• OBJECTIVE
Recast the lines running from the start of the items through the line with "x-tick-label: 0 bbox=[169, 856, 197, 907]" as a numbered list, leaving out any blank lines.

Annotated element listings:

- - - - - - -

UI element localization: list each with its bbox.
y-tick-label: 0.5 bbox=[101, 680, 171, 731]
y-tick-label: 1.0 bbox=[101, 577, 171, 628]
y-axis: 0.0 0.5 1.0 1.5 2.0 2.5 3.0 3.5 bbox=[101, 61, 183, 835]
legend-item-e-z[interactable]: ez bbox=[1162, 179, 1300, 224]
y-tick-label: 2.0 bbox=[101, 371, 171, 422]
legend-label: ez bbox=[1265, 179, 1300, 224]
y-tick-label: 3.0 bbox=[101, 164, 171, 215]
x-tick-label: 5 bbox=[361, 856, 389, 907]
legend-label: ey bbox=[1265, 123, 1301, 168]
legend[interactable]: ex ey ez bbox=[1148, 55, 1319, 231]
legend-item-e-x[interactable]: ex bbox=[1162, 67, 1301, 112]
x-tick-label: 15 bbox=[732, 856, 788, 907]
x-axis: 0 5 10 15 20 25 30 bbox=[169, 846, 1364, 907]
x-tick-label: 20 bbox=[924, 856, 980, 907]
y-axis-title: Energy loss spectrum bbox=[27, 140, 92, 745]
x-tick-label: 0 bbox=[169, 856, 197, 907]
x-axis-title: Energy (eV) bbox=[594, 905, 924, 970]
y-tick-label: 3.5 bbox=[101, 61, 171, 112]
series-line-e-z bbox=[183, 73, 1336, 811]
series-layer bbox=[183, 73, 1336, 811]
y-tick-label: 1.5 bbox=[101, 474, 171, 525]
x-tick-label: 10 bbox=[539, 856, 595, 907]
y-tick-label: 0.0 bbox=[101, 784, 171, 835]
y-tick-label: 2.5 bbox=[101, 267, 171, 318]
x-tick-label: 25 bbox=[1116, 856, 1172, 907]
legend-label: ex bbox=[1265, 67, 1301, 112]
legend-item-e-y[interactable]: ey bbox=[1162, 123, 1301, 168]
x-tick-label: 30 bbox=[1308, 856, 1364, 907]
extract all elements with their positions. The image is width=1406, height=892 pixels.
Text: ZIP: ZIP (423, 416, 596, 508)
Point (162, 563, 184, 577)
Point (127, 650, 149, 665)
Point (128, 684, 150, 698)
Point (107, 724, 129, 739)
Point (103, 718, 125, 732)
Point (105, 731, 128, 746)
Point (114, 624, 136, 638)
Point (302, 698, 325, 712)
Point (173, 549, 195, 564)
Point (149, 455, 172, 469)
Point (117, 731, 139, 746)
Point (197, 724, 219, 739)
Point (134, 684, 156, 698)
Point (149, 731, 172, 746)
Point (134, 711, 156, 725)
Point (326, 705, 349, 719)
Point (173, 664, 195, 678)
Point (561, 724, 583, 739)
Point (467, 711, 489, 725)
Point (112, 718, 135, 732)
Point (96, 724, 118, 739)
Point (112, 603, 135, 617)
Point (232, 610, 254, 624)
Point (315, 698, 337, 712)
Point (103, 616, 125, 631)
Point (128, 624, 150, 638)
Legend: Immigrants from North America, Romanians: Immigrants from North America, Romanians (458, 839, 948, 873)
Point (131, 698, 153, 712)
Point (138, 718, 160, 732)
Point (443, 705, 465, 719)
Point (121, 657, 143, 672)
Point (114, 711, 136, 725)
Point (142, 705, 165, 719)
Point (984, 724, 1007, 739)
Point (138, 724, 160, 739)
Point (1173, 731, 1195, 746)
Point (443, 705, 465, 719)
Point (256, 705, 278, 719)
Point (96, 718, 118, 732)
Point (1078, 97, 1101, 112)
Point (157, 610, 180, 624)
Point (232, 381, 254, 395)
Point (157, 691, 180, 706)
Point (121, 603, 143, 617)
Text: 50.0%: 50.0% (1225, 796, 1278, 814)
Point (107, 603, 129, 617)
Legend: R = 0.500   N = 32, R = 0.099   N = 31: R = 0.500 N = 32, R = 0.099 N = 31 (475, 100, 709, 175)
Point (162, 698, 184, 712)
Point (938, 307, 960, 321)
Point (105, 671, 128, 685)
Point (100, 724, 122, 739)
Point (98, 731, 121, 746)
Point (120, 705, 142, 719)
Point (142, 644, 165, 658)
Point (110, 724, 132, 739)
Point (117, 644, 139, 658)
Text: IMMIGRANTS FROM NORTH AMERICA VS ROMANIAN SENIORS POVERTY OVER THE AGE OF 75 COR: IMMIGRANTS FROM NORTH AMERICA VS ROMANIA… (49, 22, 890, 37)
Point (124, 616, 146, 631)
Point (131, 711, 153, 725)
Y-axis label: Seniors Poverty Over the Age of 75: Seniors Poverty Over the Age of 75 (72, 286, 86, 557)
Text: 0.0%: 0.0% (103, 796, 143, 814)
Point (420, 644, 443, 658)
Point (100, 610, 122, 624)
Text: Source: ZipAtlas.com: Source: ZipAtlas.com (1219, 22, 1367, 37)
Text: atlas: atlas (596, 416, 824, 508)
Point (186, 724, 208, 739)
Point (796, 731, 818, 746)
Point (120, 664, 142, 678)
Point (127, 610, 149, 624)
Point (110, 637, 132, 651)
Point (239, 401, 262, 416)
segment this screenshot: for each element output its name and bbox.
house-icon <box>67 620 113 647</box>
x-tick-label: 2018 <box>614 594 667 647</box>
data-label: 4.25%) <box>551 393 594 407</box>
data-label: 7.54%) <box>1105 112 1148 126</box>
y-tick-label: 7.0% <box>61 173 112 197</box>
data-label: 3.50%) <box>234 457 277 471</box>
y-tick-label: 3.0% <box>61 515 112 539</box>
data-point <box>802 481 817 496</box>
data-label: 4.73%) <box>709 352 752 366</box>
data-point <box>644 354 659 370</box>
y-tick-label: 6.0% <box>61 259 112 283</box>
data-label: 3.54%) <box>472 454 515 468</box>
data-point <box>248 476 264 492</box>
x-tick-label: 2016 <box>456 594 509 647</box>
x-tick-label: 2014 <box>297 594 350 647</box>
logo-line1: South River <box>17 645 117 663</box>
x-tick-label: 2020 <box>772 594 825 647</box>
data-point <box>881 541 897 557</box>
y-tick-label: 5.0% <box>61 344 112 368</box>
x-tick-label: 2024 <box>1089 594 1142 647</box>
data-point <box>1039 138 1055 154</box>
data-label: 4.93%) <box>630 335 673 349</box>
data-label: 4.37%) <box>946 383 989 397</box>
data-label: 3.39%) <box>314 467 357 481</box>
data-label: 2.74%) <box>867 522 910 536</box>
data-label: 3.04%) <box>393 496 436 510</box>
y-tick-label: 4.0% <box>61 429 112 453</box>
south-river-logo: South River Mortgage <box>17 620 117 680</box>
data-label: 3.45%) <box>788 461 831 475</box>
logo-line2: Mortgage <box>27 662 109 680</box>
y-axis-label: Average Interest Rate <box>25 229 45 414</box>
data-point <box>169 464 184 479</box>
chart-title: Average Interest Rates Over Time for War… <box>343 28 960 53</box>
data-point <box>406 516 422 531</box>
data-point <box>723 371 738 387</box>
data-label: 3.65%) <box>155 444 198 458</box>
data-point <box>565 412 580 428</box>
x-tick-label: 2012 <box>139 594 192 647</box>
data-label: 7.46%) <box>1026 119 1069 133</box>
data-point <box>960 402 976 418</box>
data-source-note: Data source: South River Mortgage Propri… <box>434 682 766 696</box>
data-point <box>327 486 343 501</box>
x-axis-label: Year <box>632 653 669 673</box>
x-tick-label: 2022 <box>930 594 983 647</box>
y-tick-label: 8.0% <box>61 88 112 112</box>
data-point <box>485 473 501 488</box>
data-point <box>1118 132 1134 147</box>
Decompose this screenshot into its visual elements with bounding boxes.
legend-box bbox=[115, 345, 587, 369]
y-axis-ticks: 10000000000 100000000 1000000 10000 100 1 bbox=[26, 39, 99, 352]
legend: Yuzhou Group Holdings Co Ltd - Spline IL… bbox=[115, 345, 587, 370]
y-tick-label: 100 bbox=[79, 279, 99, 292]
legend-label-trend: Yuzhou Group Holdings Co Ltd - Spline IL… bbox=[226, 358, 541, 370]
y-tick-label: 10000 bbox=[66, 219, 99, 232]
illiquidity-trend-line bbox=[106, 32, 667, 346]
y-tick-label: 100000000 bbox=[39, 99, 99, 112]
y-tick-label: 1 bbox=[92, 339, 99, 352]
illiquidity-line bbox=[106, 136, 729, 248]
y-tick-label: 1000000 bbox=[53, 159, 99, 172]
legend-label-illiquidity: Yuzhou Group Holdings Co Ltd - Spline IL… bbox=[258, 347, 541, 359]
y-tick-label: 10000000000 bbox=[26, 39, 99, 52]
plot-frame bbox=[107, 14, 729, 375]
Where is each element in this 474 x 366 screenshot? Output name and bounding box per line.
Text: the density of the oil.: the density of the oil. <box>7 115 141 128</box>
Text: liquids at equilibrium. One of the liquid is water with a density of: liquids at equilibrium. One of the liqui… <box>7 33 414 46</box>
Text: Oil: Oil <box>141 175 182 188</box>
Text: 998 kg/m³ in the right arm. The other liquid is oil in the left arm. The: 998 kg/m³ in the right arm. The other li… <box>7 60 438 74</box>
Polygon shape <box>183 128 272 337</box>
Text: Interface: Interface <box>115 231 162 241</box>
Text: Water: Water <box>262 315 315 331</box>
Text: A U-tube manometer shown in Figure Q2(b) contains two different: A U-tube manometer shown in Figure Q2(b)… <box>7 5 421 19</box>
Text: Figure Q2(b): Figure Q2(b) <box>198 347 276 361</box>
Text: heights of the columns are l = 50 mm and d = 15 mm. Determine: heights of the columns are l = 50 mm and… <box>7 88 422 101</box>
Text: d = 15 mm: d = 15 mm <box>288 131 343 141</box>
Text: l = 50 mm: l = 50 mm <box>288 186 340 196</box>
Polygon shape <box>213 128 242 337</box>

- - - - - - -

• FULL RESPONSE
1. UI element localization: list each with its bbox.
2. y-tick-label: 0.5 bbox=[101, 680, 171, 731]
3. y-tick-label: 1.0 bbox=[101, 577, 171, 628]
4. y-axis: 0.0 0.5 1.0 1.5 2.0 2.5 3.0 3.5 bbox=[101, 61, 183, 835]
5. legend-item-e-z[interactable]: ez bbox=[1162, 179, 1300, 224]
6. y-tick-label: 2.0 bbox=[101, 371, 171, 422]
7. legend-label: ez bbox=[1265, 179, 1300, 224]
8. y-tick-label: 3.0 bbox=[101, 164, 171, 215]
9. x-tick-label: 5 bbox=[361, 856, 389, 907]
10. legend-label: ey bbox=[1265, 123, 1301, 168]
11. legend[interactable]: ex ey ez bbox=[1148, 55, 1319, 231]
12. legend-item-e-x[interactable]: ex bbox=[1162, 67, 1301, 112]
13. x-tick-label: 15 bbox=[732, 856, 788, 907]
14. x-axis: 0 5 10 15 20 25 30 bbox=[169, 846, 1364, 907]
15. x-tick-label: 20 bbox=[924, 856, 980, 907]
16. y-axis-title: Energy loss spectrum bbox=[27, 140, 92, 745]
17. x-tick-label: 0 bbox=[169, 856, 197, 907]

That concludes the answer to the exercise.